What the exercise asks
What follows is a listing; give it again exactly, in its entirety.

[Chart and figure data]
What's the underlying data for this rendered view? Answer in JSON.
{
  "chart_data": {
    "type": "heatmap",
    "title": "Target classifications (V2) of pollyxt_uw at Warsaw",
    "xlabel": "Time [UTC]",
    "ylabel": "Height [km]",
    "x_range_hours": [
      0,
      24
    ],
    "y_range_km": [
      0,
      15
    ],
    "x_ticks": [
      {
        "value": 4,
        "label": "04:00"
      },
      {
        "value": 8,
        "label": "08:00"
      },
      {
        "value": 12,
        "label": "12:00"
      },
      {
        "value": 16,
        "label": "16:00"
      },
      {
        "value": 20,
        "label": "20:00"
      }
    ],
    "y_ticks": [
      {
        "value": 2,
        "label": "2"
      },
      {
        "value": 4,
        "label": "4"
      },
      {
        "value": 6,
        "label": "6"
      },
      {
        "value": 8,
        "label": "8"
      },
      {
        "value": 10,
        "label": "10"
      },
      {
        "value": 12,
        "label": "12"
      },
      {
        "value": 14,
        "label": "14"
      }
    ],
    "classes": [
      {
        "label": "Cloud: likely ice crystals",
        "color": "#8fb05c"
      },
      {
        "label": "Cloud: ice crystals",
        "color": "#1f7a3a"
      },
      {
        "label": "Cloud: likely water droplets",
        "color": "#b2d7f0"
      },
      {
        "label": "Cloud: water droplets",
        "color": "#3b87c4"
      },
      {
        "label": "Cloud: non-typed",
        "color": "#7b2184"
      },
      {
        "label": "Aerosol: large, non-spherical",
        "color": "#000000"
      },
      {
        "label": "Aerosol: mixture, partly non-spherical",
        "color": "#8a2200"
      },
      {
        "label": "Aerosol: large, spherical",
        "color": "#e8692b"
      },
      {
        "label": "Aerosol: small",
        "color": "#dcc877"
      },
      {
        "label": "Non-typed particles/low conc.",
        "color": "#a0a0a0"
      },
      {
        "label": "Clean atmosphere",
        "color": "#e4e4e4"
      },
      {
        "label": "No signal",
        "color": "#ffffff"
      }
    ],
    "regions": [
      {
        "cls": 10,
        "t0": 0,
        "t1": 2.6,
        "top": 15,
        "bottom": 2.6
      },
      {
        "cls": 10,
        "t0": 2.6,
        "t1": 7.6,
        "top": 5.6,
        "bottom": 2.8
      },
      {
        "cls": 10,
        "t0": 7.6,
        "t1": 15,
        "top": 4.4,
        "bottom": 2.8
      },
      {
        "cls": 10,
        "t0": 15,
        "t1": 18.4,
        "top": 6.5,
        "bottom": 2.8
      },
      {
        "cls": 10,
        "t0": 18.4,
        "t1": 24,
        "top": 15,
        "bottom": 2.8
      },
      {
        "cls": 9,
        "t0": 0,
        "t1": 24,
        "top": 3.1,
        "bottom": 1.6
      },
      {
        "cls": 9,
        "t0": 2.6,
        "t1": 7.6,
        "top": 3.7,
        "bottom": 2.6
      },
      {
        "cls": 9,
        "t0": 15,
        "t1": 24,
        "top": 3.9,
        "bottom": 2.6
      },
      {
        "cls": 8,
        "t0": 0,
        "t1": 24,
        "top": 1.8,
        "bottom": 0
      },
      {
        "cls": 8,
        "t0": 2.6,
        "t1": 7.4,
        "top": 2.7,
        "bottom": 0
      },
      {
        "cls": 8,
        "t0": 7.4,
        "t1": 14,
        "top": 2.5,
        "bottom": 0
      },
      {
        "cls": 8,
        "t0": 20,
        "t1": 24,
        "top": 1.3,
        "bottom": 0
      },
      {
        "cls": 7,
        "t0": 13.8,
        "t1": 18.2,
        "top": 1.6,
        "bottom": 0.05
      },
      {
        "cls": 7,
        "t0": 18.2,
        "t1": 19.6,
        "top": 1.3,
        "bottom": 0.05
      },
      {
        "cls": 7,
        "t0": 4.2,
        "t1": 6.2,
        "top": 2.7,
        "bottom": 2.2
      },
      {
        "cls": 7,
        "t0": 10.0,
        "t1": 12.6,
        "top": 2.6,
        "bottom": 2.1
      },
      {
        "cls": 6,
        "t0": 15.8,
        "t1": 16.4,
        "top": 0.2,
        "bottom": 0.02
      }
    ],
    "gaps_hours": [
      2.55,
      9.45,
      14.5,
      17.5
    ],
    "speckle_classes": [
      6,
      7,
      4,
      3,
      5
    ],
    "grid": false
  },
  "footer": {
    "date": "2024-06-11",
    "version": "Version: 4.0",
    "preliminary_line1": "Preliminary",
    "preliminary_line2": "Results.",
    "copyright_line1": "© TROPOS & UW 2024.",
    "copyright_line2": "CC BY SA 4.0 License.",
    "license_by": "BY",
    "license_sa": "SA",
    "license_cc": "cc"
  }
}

Response to this exercise
What's the underlying data for this rendered view? Answer in JSON.
{
  "chart_data": {
    "type": "heatmap",
    "title": "Target classifications (V2) of pollyxt_uw at Warsaw",
    "xlabel": "Time [UTC]",
    "ylabel": "Height [km]",
    "x_range_hours": [
      0,
      24
    ],
    "y_range_km": [
      0,
      15
    ],
    "x_ticks": [
      {
        "value": 4,
        "label": "04:00"
      },
      {
        "value": 8,
        "label": "08:00"
      },
      {
        "value": 12,
        "label": "12:00"
      },
      {
        "value": 16,
        "label": "16:00"
      },
      {
        "value": 20,
        "label": "20:00"
      }
    ],
    "y_ticks": [
      {
        "value": 2,
        "label": "2"
      },
      {
        "value": 4,
        "label": "4"
      },
      {
        "value": 6,
        "label": "6"
      },
      {
        "value": 8,
        "label": "8"
      },
      {
        "value": 10,
        "label": "10"
      },
      {
        "value": 12,
        "label": "12"
      },
      {
        "value": 14,
        "label": "14"
      }
    ],
    "classes": [
      {
        "label": "Cloud: likely ice crystals",
        "color": "#8fb05c"
      },
      {
        "label": "Cloud: ice crystals",
        "color": "#1f7a3a"
      },
      {
        "label": "Cloud: likely water droplets",
        "color": "#b2d7f0"
      },
      {
        "label": "Cloud: water droplets",
        "color": "#3b87c4"
      },
      {
        "label": "Cloud: non-typed",
        "color": "#7b2184"
      },
      {
        "label": "Aerosol: large, non-spherical",
        "color": "#000000"
      },
      {
        "label": "Aerosol: mixture, partly non-spherical",
        "color": "#8a2200"
      },
      {
        "label": "Aerosol: large, spherical",
        "color": "#e8692b"
      },
      {
        "label": "Aerosol: small",
        "color": "#dcc877"
      },
      {
        "label": "Non-typed particles/low conc.",
        "color": "#a0a0a0"
      },
      {
        "label": "Clean atmosphere",
        "color": "#e4e4e4"
      },
      {
        "label": "No signal",
        "color": "#ffffff"
      }
    ],
    "regions": [
      {
        "cls": 10,
        "t0": 0,
        "t1": 2.6,
        "top": 15,
        "bottom": 2.6
      },
      {
        "cls": 10,
        "t0": 2.6,
        "t1": 7.6,
        "top": 5.6,
        "bottom": 2.8
      },
      {
        "cls": 10,
        "t0": 7.6,
        "t1": 15,
        "top": 4.4,
        "bottom": 2.8
      },
      {
        "cls": 10,
        "t0": 15,
        "t1": 18.4,
        "top": 6.5,
        "bottom": 2.8
      },
      {
        "cls": 10,
        "t0": 18.4,
        "t1": 24,
        "top": 15,
        "bottom": 2.8
      },
      {
        "cls": 9,
        "t0": 0,
        "t1": 24,
        "top": 3.1,
        "bottom": 1.6
      },
      {
        "cls": 9,
        "t0": 2.6,
        "t1": 7.6,
        "top": 3.7,
        "bottom": 2.6
      },
      {
        "cls": 9,
        "t0": 15,
        "t1": 24,
        "top": 3.9,
        "bottom": 2.6
      },
      {
        "cls": 8,
        "t0": 0,
        "t1": 24,
        "top": 1.8,
        "bottom": 0
      },
      {
        "cls": 8,
        "t0": 2.6,
        "t1": 7.4,
        "top": 2.7,
        "bottom": 0
      },
      {
        "cls": 8,
        "t0": 7.4,
        "t1": 14,
        "top": 2.5,
        "bottom": 0
      },
      {
        "cls": 8,
        "t0": 20,
        "t1": 24,
        "top": 1.3,
        "bottom": 0
      },
      {
        "cls": 7,
        "t0": 13.8,
        "t1": 18.2,
        "top": 1.6,
        "bottom": 0.05
      },
      {
        "cls": 7,
        "t0": 18.2,
        "t1": 19.6,
        "top": 1.3,
        "bottom": 0.05
      },
      {
        "cls": 7,
        "t0": 4.2,
        "t1": 6.2,
        "top": 2.7,
        "bottom": 2.2
      },
      {
        "cls": 7,
        "t0": 10.0,
        "t1": 12.6,
        "top": 2.6,
        "bottom": 2.1
      },
      {
        "cls": 6,
        "t0": 15.8,
        "t1": 16.4,
        "top": 0.2,
        "bottom": 0.02
      }
    ],
    "gaps_hours": [
      2.55,
      9.45,
      14.5,
      17.5
    ],
    "speckle_classes": [
      6,
      7,
      4,
      3,
      5
    ],
    "grid": false
  },
  "footer": {
    "date": "2024-06-11",
    "version": "Version: 4.0",
    "preliminary_line1": "Preliminary",
    "preliminary_line2": "Results.",
    "copyright_line1": "© TROPOS & UW 2024.",
    "copyright_line2": "CC BY SA 4.0 License.",
    "license_by": "BY",
    "license_sa": "SA",
    "license_cc": "cc"
  }
}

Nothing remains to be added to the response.